_Data for processing_
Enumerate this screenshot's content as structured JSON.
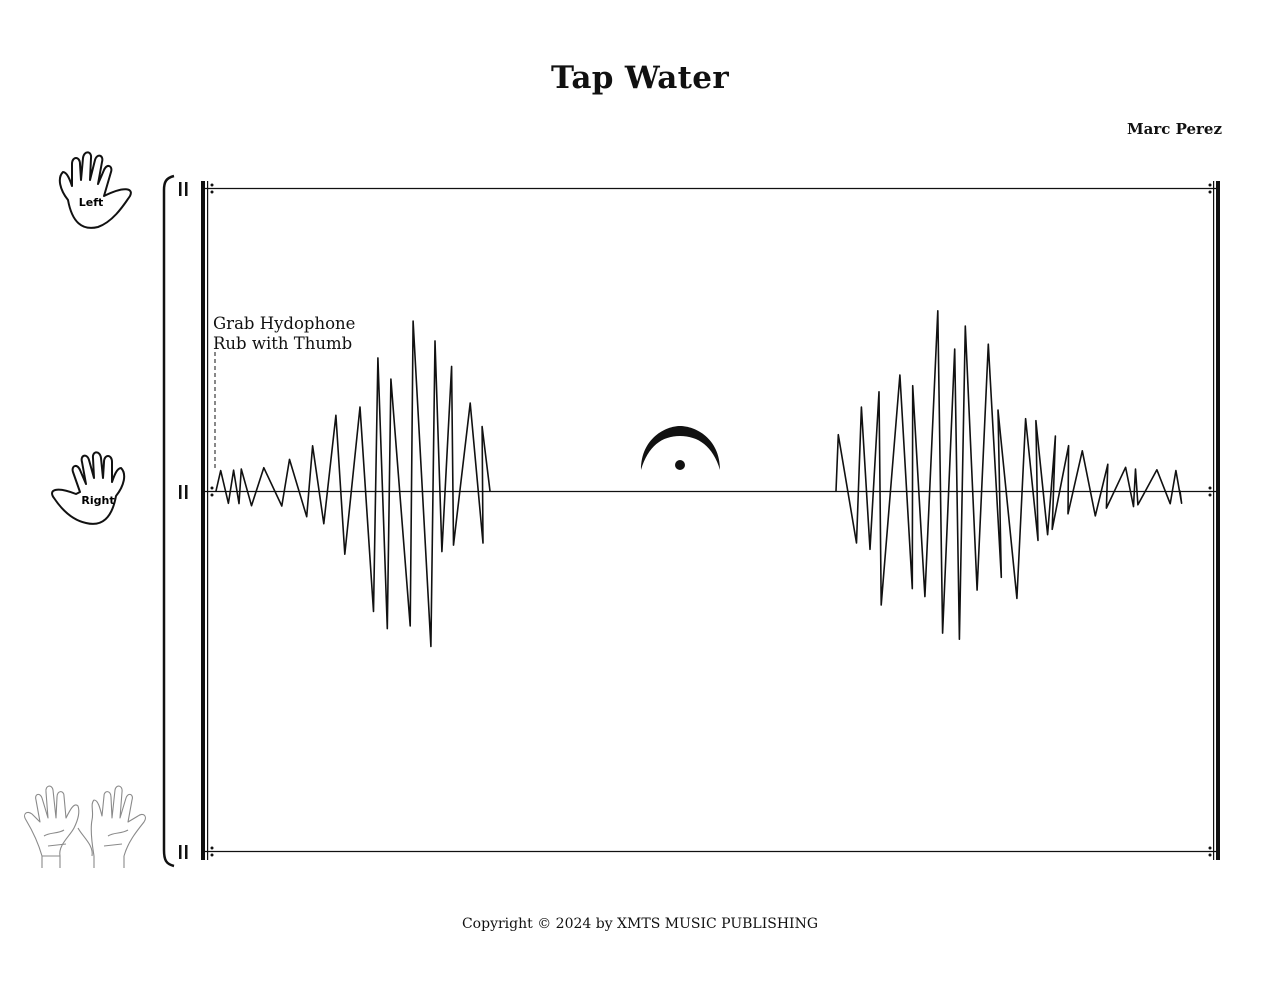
{
  "score": {
    "title": "Tap Water",
    "composer": "Marc Perez",
    "copyright": "Copyright © 2024 by XMTS MUSIC PUBLISHING",
    "instructions": {
      "line1": "Grab Hydophone",
      "line2": "Rub with Thumb"
    },
    "hand_labels": {
      "left": "Left",
      "right": "Right"
    },
    "fermata": "fermata"
  }
}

_Objective_
From the records given above, reproduce all text exactly and exclude each picture.

_Solution to this exercise_
Enumerate this screenshot's content as structured JSON.
{
  "score": {
    "title": "Tap Water",
    "composer": "Marc Perez",
    "copyright": "Copyright © 2024 by XMTS MUSIC PUBLISHING",
    "instructions": {
      "line1": "Grab Hydophone",
      "line2": "Rub with Thumb"
    },
    "hand_labels": {
      "left": "Left",
      "right": "Right"
    },
    "fermata": "fermata"
  }
}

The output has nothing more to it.